List the lines of this listing that hold the word "cos²".

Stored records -
========
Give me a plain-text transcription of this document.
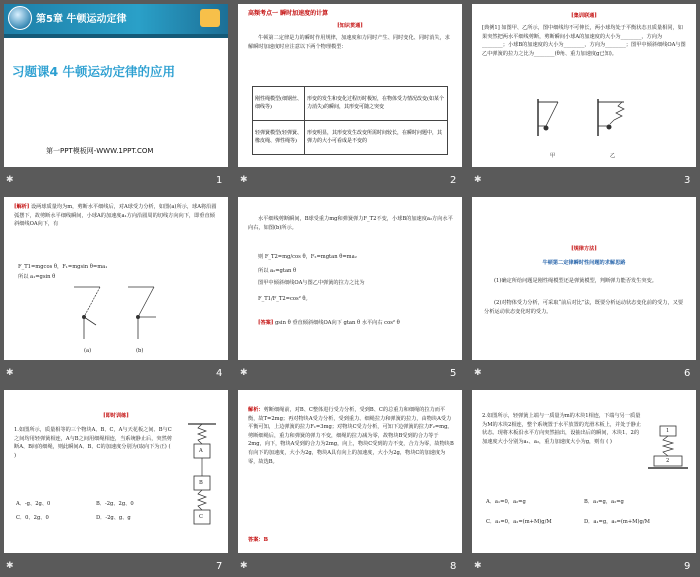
第5章 牛顿运动定律
习题课4 牛顿运动定律的应用
第一PPT模板网-WWW.1PPT.COM
1
✱
高频考点一 瞬时加速度的计算
[知识贯通]
牛顿第二定律是力的瞬时作用规律，加速度和力同时产生、同时变化、同时消失，求解瞬时加速度时应注意以下两个物理模型：
刚性绳模型(细钢丝、细线等)	形变的发生和变化过程历时极短，在物体受力情况改变(如某个力消失)的瞬间，其形变可随之突变
轻弹簧模型(轻弹簧、橡皮绳、弹性绳等)	形变明显，其形变发生改变所需时间较长，在瞬时问题中，其弹力的大小可看成是不变的
2
✱
[集训联通]
[典例1] 如图甲、乙所示，图中细线均不可伸长，两小球均处于平衡状态且质量相同，如果突然把两水平细线剪断，剪断瞬间小球A的加速度的大小为________，方向为________；小球B的加速度的大小为________，方向为________；图甲中倾斜细线OA与图乙中弹簧的拉力之比为________(θ角、重力加速度g已知)。
甲	乙
3
✱
[解析] 设两球质量均为m，剪断水平细线后，对A球受力分析，如图(a)所示，球A将沿圆弧摆下，故剪断水平细线瞬间，小球A的加速度a₁方向沿圆周的切线方向向下，即垂直倾斜细线OA向下，有
F_T1=mgcos θ，F₁=mgsin θ=ma₁
所以 a₁=gsin θ
(a)	(b)
4
✱
水平细线剪断瞬间，B球受重力mg和弹簧弹力F_T2不变，小球B的加速度a₂方向水平向右，如图(b)所示。
则 F_T2=mg/cos θ，F₂=mgtan θ=ma₂
所以 a₂=gtan θ
图甲中倾斜细线OA与图乙中弹簧的拉力之比为
F_T1/F_T2=cos² θ。
[答案] gsin θ 垂直倾斜细线OA向下 gtan θ 水平向右 cos² θ
5
✱
[规律方法]
牛顿第二定律瞬时性问题的求解思路
(1)确定所给问题是刚性绳模型还是弹簧模型，判断弹力能否发生突变。
(2)对物体受力分析，可采取“前后对比”法，既要分析运动状态变化前的受力，又要分析运动状态变化时的受力。
6
✱
[即时训练]
1.如图所示，质量相等的三个物块A、B、C，A与天花板之间、B与C之间均用轻弹簧相连，A与B之间用细绳相连，当系统静止后，突然剪断A、B间的细绳，则此瞬间A、B、C的加速度分别为(取向下为正) ( )
A．-g、2g、0	B．-2g、2g、0
C．0、2g、0	D．-2g、g、g
A
B
C
7
✱
解析：剪断细绳前，对B、C整体进行受力分析，受到B、C的总重力和细绳的拉力而平衡，故T=2mg；再对物块A受力分析，受到重力、细绳拉力和弹簧的拉力，由物块A受力平衡可知，上边弹簧的拉力F₁=3mg；对物块C受力分析，可知下边弹簧的拉力F₂=mg。剪断细绳后，重力和弹簧的弹力不变，细绳的拉力减为零，故物块B受到的合力等于2mg，向下，物块A受到的合力为2mg，向上，物块C受到的力不变，合力为零，故物块B有向下的加速度，大小为2g，物块A具有向上的加速度，大小为2g，物块C的加速度为零，故选B。
答案：B
8
✱
2.如图所示，轻弹簧上端与一质量为m的木块1相连，下端与另一质量为M的木块2相连，整个系统置于水平放置的光滑木板上，并处于静止状态。现将木板沿水平方向突然抽出，设抽出后的瞬间，木块1、2的加速度大小分别为a₁、a₂，重力加速度大小为g，则有 ( )
1
2
A．a₁=0，a₂=g	B．a₁=g，a₂=g
C．a₁=0，a₂=(m+M)g/M	D．a₁=g，a₂=(m+M)g/M
9
✱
========
Output for this exercise -
F_T1/F_T2=cos² θ。
[答案] gsin θ 垂直倾斜细线OA向下 gtan θ 水平向右 cos² θ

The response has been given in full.